▶

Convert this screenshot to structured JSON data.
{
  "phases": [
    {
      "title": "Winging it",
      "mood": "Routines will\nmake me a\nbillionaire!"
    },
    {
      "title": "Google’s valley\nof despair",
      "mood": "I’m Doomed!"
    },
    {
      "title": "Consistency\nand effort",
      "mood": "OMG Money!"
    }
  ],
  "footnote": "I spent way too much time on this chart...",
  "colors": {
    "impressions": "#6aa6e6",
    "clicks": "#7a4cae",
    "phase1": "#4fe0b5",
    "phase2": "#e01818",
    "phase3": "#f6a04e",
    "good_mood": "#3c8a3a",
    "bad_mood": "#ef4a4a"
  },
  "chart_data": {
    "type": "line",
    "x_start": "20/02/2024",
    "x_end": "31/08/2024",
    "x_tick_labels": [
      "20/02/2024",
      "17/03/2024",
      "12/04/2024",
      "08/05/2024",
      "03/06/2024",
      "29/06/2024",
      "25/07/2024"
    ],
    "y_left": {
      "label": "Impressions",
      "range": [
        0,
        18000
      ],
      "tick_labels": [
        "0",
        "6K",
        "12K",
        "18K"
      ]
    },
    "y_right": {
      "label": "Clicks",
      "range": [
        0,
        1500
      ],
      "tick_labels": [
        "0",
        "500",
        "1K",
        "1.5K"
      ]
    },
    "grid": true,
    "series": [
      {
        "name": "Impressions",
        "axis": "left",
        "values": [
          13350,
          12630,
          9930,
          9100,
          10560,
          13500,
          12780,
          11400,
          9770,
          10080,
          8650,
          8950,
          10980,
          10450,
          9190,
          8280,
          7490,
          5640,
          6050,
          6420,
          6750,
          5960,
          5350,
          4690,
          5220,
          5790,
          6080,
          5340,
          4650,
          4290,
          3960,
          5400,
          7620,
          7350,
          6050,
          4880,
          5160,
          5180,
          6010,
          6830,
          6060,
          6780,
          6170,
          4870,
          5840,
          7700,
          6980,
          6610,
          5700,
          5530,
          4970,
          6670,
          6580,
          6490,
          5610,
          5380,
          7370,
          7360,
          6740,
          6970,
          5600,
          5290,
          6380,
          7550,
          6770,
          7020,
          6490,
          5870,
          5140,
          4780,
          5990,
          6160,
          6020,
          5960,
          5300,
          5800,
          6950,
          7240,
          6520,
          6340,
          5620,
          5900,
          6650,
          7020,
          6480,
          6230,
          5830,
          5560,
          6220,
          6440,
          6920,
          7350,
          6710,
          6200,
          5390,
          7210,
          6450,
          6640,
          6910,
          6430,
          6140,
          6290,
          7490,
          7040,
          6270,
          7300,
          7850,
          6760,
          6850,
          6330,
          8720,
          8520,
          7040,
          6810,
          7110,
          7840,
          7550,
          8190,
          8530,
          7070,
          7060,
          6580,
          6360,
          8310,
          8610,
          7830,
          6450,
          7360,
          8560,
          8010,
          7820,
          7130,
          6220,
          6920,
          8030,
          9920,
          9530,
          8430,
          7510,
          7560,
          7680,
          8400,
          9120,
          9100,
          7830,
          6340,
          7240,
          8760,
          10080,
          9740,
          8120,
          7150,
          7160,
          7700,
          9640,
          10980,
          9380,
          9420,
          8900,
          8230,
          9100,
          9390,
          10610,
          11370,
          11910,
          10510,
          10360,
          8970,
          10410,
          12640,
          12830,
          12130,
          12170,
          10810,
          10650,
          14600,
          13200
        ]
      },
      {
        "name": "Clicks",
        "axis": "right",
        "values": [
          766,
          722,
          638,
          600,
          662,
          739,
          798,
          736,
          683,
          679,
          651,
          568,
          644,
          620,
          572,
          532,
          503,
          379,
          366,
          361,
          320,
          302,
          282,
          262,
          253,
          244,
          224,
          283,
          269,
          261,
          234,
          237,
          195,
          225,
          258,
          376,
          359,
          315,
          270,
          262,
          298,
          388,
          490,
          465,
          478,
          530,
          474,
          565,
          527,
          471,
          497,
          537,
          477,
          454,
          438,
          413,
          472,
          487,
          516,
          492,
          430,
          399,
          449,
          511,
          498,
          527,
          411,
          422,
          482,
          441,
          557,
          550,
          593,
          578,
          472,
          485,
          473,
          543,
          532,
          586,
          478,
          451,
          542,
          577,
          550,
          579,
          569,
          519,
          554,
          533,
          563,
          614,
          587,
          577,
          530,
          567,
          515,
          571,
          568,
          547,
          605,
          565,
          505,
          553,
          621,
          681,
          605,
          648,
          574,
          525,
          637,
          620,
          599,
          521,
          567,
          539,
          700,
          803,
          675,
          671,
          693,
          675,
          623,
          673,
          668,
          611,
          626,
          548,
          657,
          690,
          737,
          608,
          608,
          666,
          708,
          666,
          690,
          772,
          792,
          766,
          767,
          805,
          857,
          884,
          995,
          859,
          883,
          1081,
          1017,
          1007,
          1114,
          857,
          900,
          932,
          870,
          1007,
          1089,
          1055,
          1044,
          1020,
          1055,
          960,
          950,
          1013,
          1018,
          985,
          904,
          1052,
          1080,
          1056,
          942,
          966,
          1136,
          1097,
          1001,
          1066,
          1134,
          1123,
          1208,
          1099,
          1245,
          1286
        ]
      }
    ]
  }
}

◀

GIVEN INSTRUCTION
Set out the complete listing exactly as shown.

ANSWER BELOW
Convert this screenshot to structured JSON data.
{
  "phases": [
    {
      "title": "Winging it",
      "mood": "Routines will\nmake me a\nbillionaire!"
    },
    {
      "title": "Google’s valley\nof despair",
      "mood": "I’m Doomed!"
    },
    {
      "title": "Consistency\nand effort",
      "mood": "OMG Money!"
    }
  ],
  "footnote": "I spent way too much time on this chart...",
  "colors": {
    "impressions": "#6aa6e6",
    "clicks": "#7a4cae",
    "phase1": "#4fe0b5",
    "phase2": "#e01818",
    "phase3": "#f6a04e",
    "good_mood": "#3c8a3a",
    "bad_mood": "#ef4a4a"
  },
  "chart_data": {
    "type": "line",
    "x_start": "20/02/2024",
    "x_end": "31/08/2024",
    "x_tick_labels": [
      "20/02/2024",
      "17/03/2024",
      "12/04/2024",
      "08/05/2024",
      "03/06/2024",
      "29/06/2024",
      "25/07/2024"
    ],
    "y_left": {
      "label": "Impressions",
      "range": [
        0,
        18000
      ],
      "tick_labels": [
        "0",
        "6K",
        "12K",
        "18K"
      ]
    },
    "y_right": {
      "label": "Clicks",
      "range": [
        0,
        1500
      ],
      "tick_labels": [
        "0",
        "500",
        "1K",
        "1.5K"
      ]
    },
    "grid": true,
    "series": [
      {
        "name": "Impressions",
        "axis": "left",
        "values": [
          13350,
          12630,
          9930,
          9100,
          10560,
          13500,
          12780,
          11400,
          9770,
          10080,
          8650,
          8950,
          10980,
          10450,
          9190,
          8280,
          7490,
          5640,
          6050,
          6420,
          6750,
          5960,
          5350,
          4690,
          5220,
          5790,
          6080,
          5340,
          4650,
          4290,
          3960,
          5400,
          7620,
          7350,
          6050,
          4880,
          5160,
          5180,
          6010,
          6830,
          6060,
          6780,
          6170,
          4870,
          5840,
          7700,
          6980,
          6610,
          5700,
          5530,
          4970,
          6670,
          6580,
          6490,
          5610,
          5380,
          7370,
          7360,
          6740,
          6970,
          5600,
          5290,
          6380,
          7550,
          6770,
          7020,
          6490,
          5870,
          5140,
          4780,
          5990,
          6160,
          6020,
          5960,
          5300,
          5800,
          6950,
          7240,
          6520,
          6340,
          5620,
          5900,
          6650,
          7020,
          6480,
          6230,
          5830,
          5560,
          6220,
          6440,
          6920,
          7350,
          6710,
          6200,
          5390,
          7210,
          6450,
          6640,
          6910,
          6430,
          6140,
          6290,
          7490,
          7040,
          6270,
          7300,
          7850,
          6760,
          6850,
          6330,
          8720,
          8520,
          7040,
          6810,
          7110,
          7840,
          7550,
          8190,
          8530,
          7070,
          7060,
          6580,
          6360,
          8310,
          8610,
          7830,
          6450,
          7360,
          8560,
          8010,
          7820,
          7130,
          6220,
          6920,
          8030,
          9920,
          9530,
          8430,
          7510,
          7560,
          7680,
          8400,
          9120,
          9100,
          7830,
          6340,
          7240,
          8760,
          10080,
          9740,
          8120,
          7150,
          7160,
          7700,
          9640,
          10980,
          9380,
          9420,
          8900,
          8230,
          9100,
          9390,
          10610,
          11370,
          11910,
          10510,
          10360,
          8970,
          10410,
          12640,
          12830,
          12130,
          12170,
          10810,
          10650,
          14600,
          13200
        ]
      },
      {
        "name": "Clicks",
        "axis": "right",
        "values": [
          766,
          722,
          638,
          600,
          662,
          739,
          798,
          736,
          683,
          679,
          651,
          568,
          644,
          620,
          572,
          532,
          503,
          379,
          366,
          361,
          320,
          302,
          282,
          262,
          253,
          244,
          224,
          283,
          269,
          261,
          234,
          237,
          195,
          225,
          258,
          376,
          359,
          315,
          270,
          262,
          298,
          388,
          490,
          465,
          478,
          530,
          474,
          565,
          527,
          471,
          497,
          537,
          477,
          454,
          438,
          413,
          472,
          487,
          516,
          492,
          430,
          399,
          449,
          511,
          498,
          527,
          411,
          422,
          482,
          441,
          557,
          550,
          593,
          578,
          472,
          485,
          473,
          543,
          532,
          586,
          478,
          451,
          542,
          577,
          550,
          579,
          569,
          519,
          554,
          533,
          563,
          614,
          587,
          577,
          530,
          567,
          515,
          571,
          568,
          547,
          605,
          565,
          505,
          553,
          621,
          681,
          605,
          648,
          574,
          525,
          637,
          620,
          599,
          521,
          567,
          539,
          700,
          803,
          675,
          671,
          693,
          675,
          623,
          673,
          668,
          611,
          626,
          548,
          657,
          690,
          737,
          608,
          608,
          666,
          708,
          666,
          690,
          772,
          792,
          766,
          767,
          805,
          857,
          884,
          995,
          859,
          883,
          1081,
          1017,
          1007,
          1114,
          857,
          900,
          932,
          870,
          1007,
          1089,
          1055,
          1044,
          1020,
          1055,
          960,
          950,
          1013,
          1018,
          985,
          904,
          1052,
          1080,
          1056,
          942,
          966,
          1136,
          1097,
          1001,
          1066,
          1134,
          1123,
          1208,
          1099,
          1245,
          1286
        ]
      }
    ]
  }
}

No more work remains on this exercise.